Rows from a dataset ::

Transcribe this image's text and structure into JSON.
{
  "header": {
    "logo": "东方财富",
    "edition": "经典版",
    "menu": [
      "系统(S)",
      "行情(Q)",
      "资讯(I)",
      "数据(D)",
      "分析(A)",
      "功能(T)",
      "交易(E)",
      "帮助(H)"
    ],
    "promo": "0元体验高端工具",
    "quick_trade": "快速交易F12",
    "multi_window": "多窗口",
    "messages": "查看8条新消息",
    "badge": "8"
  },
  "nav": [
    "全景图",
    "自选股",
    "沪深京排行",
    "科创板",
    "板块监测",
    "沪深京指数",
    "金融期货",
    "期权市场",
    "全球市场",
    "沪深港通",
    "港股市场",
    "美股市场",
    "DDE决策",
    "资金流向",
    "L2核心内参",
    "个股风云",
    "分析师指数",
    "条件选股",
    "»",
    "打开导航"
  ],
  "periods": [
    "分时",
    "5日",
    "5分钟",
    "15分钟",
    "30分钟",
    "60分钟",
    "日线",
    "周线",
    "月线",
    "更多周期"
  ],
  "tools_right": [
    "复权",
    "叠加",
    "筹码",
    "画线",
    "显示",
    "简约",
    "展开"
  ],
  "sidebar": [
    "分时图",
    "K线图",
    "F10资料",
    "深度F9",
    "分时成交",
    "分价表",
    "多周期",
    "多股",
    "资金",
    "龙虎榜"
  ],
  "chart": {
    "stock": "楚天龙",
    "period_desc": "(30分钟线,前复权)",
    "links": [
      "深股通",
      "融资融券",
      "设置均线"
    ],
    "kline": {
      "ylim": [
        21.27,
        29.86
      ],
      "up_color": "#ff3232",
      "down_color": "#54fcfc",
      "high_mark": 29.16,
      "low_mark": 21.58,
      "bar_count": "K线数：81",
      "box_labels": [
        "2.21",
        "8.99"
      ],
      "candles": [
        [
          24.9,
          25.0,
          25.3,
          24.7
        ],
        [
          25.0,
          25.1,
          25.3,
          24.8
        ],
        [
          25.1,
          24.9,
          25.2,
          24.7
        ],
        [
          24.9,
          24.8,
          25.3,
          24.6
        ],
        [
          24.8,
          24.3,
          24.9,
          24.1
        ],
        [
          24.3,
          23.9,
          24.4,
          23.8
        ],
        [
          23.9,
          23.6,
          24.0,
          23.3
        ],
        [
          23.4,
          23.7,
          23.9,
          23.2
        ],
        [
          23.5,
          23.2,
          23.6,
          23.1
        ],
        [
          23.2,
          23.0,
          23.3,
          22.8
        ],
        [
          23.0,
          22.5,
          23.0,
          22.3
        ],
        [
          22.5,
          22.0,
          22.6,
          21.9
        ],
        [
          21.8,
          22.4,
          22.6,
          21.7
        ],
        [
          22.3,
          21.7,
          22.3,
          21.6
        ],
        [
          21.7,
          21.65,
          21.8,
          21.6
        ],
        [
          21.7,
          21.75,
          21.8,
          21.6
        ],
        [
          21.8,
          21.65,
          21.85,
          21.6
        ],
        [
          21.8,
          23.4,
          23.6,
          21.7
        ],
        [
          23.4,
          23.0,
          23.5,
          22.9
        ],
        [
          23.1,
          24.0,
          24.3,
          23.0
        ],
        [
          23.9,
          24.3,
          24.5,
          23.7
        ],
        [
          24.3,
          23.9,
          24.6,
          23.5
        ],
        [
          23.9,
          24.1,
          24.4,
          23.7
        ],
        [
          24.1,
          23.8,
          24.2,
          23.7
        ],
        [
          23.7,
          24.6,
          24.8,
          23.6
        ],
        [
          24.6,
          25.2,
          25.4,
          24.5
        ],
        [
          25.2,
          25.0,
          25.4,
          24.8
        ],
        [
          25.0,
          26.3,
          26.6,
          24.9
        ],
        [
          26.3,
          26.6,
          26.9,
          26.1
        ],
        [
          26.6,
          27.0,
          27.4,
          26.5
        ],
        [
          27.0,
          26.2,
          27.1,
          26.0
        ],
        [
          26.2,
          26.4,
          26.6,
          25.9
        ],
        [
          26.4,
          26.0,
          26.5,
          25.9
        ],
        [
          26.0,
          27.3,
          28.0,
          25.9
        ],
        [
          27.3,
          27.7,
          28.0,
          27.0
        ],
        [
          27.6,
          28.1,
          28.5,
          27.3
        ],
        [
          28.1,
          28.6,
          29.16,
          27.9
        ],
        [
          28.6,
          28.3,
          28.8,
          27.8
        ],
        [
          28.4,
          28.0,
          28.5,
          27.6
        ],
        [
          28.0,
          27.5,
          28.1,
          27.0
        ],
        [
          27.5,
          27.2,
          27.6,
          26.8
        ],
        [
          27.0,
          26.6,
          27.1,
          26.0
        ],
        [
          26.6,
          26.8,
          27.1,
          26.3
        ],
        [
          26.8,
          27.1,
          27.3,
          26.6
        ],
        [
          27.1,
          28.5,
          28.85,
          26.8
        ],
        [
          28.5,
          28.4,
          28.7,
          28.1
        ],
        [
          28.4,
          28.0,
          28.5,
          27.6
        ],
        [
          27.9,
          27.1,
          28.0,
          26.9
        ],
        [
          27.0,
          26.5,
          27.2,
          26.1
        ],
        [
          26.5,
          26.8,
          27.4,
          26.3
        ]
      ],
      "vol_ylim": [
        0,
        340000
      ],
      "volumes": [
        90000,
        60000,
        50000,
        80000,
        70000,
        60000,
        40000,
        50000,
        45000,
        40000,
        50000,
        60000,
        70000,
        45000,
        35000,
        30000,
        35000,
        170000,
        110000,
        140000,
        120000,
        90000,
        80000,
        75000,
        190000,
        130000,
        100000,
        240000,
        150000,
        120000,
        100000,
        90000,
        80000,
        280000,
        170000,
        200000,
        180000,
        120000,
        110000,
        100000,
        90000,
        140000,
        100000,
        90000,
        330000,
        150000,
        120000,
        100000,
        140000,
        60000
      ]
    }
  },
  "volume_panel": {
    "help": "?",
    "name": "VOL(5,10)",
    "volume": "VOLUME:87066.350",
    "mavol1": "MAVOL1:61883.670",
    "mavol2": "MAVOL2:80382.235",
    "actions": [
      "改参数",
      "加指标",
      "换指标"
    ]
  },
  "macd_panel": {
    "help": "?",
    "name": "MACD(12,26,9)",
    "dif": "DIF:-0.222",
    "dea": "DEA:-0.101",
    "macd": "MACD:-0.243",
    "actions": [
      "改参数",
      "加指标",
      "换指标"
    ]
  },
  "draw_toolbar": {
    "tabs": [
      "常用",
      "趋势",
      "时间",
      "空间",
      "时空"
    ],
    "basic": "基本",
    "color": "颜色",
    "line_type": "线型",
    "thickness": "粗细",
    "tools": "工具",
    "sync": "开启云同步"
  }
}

What you are asked to do ::
Print the material verbatim, all of it.

Completed task ::
Transcribe this image's text and structure into JSON.
{
  "header": {
    "logo": "东方财富",
    "edition": "经典版",
    "menu": [
      "系统(S)",
      "行情(Q)",
      "资讯(I)",
      "数据(D)",
      "分析(A)",
      "功能(T)",
      "交易(E)",
      "帮助(H)"
    ],
    "promo": "0元体验高端工具",
    "quick_trade": "快速交易F12",
    "multi_window": "多窗口",
    "messages": "查看8条新消息",
    "badge": "8"
  },
  "nav": [
    "全景图",
    "自选股",
    "沪深京排行",
    "科创板",
    "板块监测",
    "沪深京指数",
    "金融期货",
    "期权市场",
    "全球市场",
    "沪深港通",
    "港股市场",
    "美股市场",
    "DDE决策",
    "资金流向",
    "L2核心内参",
    "个股风云",
    "分析师指数",
    "条件选股",
    "»",
    "打开导航"
  ],
  "periods": [
    "分时",
    "5日",
    "5分钟",
    "15分钟",
    "30分钟",
    "60分钟",
    "日线",
    "周线",
    "月线",
    "更多周期"
  ],
  "tools_right": [
    "复权",
    "叠加",
    "筹码",
    "画线",
    "显示",
    "简约",
    "展开"
  ],
  "sidebar": [
    "分时图",
    "K线图",
    "F10资料",
    "深度F9",
    "分时成交",
    "分价表",
    "多周期",
    "多股",
    "资金",
    "龙虎榜"
  ],
  "chart": {
    "stock": "楚天龙",
    "period_desc": "(30分钟线,前复权)",
    "links": [
      "深股通",
      "融资融券",
      "设置均线"
    ],
    "kline": {
      "ylim": [
        21.27,
        29.86
      ],
      "up_color": "#ff3232",
      "down_color": "#54fcfc",
      "high_mark": 29.16,
      "low_mark": 21.58,
      "bar_count": "K线数：81",
      "box_labels": [
        "2.21",
        "8.99"
      ],
      "candles": [
        [
          24.9,
          25.0,
          25.3,
          24.7
        ],
        [
          25.0,
          25.1,
          25.3,
          24.8
        ],
        [
          25.1,
          24.9,
          25.2,
          24.7
        ],
        [
          24.9,
          24.8,
          25.3,
          24.6
        ],
        [
          24.8,
          24.3,
          24.9,
          24.1
        ],
        [
          24.3,
          23.9,
          24.4,
          23.8
        ],
        [
          23.9,
          23.6,
          24.0,
          23.3
        ],
        [
          23.4,
          23.7,
          23.9,
          23.2
        ],
        [
          23.5,
          23.2,
          23.6,
          23.1
        ],
        [
          23.2,
          23.0,
          23.3,
          22.8
        ],
        [
          23.0,
          22.5,
          23.0,
          22.3
        ],
        [
          22.5,
          22.0,
          22.6,
          21.9
        ],
        [
          21.8,
          22.4,
          22.6,
          21.7
        ],
        [
          22.3,
          21.7,
          22.3,
          21.6
        ],
        [
          21.7,
          21.65,
          21.8,
          21.6
        ],
        [
          21.7,
          21.75,
          21.8,
          21.6
        ],
        [
          21.8,
          21.65,
          21.85,
          21.6
        ],
        [
          21.8,
          23.4,
          23.6,
          21.7
        ],
        [
          23.4,
          23.0,
          23.5,
          22.9
        ],
        [
          23.1,
          24.0,
          24.3,
          23.0
        ],
        [
          23.9,
          24.3,
          24.5,
          23.7
        ],
        [
          24.3,
          23.9,
          24.6,
          23.5
        ],
        [
          23.9,
          24.1,
          24.4,
          23.7
        ],
        [
          24.1,
          23.8,
          24.2,
          23.7
        ],
        [
          23.7,
          24.6,
          24.8,
          23.6
        ],
        [
          24.6,
          25.2,
          25.4,
          24.5
        ],
        [
          25.2,
          25.0,
          25.4,
          24.8
        ],
        [
          25.0,
          26.3,
          26.6,
          24.9
        ],
        [
          26.3,
          26.6,
          26.9,
          26.1
        ],
        [
          26.6,
          27.0,
          27.4,
          26.5
        ],
        [
          27.0,
          26.2,
          27.1,
          26.0
        ],
        [
          26.2,
          26.4,
          26.6,
          25.9
        ],
        [
          26.4,
          26.0,
          26.5,
          25.9
        ],
        [
          26.0,
          27.3,
          28.0,
          25.9
        ],
        [
          27.3,
          27.7,
          28.0,
          27.0
        ],
        [
          27.6,
          28.1,
          28.5,
          27.3
        ],
        [
          28.1,
          28.6,
          29.16,
          27.9
        ],
        [
          28.6,
          28.3,
          28.8,
          27.8
        ],
        [
          28.4,
          28.0,
          28.5,
          27.6
        ],
        [
          28.0,
          27.5,
          28.1,
          27.0
        ],
        [
          27.5,
          27.2,
          27.6,
          26.8
        ],
        [
          27.0,
          26.6,
          27.1,
          26.0
        ],
        [
          26.6,
          26.8,
          27.1,
          26.3
        ],
        [
          26.8,
          27.1,
          27.3,
          26.6
        ],
        [
          27.1,
          28.5,
          28.85,
          26.8
        ],
        [
          28.5,
          28.4,
          28.7,
          28.1
        ],
        [
          28.4,
          28.0,
          28.5,
          27.6
        ],
        [
          27.9,
          27.1,
          28.0,
          26.9
        ],
        [
          27.0,
          26.5,
          27.2,
          26.1
        ],
        [
          26.5,
          26.8,
          27.4,
          26.3
        ]
      ],
      "vol_ylim": [
        0,
        340000
      ],
      "volumes": [
        90000,
        60000,
        50000,
        80000,
        70000,
        60000,
        40000,
        50000,
        45000,
        40000,
        50000,
        60000,
        70000,
        45000,
        35000,
        30000,
        35000,
        170000,
        110000,
        140000,
        120000,
        90000,
        80000,
        75000,
        190000,
        130000,
        100000,
        240000,
        150000,
        120000,
        100000,
        90000,
        80000,
        280000,
        170000,
        200000,
        180000,
        120000,
        110000,
        100000,
        90000,
        140000,
        100000,
        90000,
        330000,
        150000,
        120000,
        100000,
        140000,
        60000
      ]
    }
  },
  "volume_panel": {
    "help": "?",
    "name": "VOL(5,10)",
    "volume": "VOLUME:87066.350",
    "mavol1": "MAVOL1:61883.670",
    "mavol2": "MAVOL2:80382.235",
    "actions": [
      "改参数",
      "加指标",
      "换指标"
    ]
  },
  "macd_panel": {
    "help": "?",
    "name": "MACD(12,26,9)",
    "dif": "DIF:-0.222",
    "dea": "DEA:-0.101",
    "macd": "MACD:-0.243",
    "actions": [
      "改参数",
      "加指标",
      "换指标"
    ]
  },
  "draw_toolbar": {
    "tabs": [
      "常用",
      "趋势",
      "时间",
      "空间",
      "时空"
    ],
    "basic": "基本",
    "color": "颜色",
    "line_type": "线型",
    "thickness": "粗细",
    "tools": "工具",
    "sync": "开启云同步"
  }
}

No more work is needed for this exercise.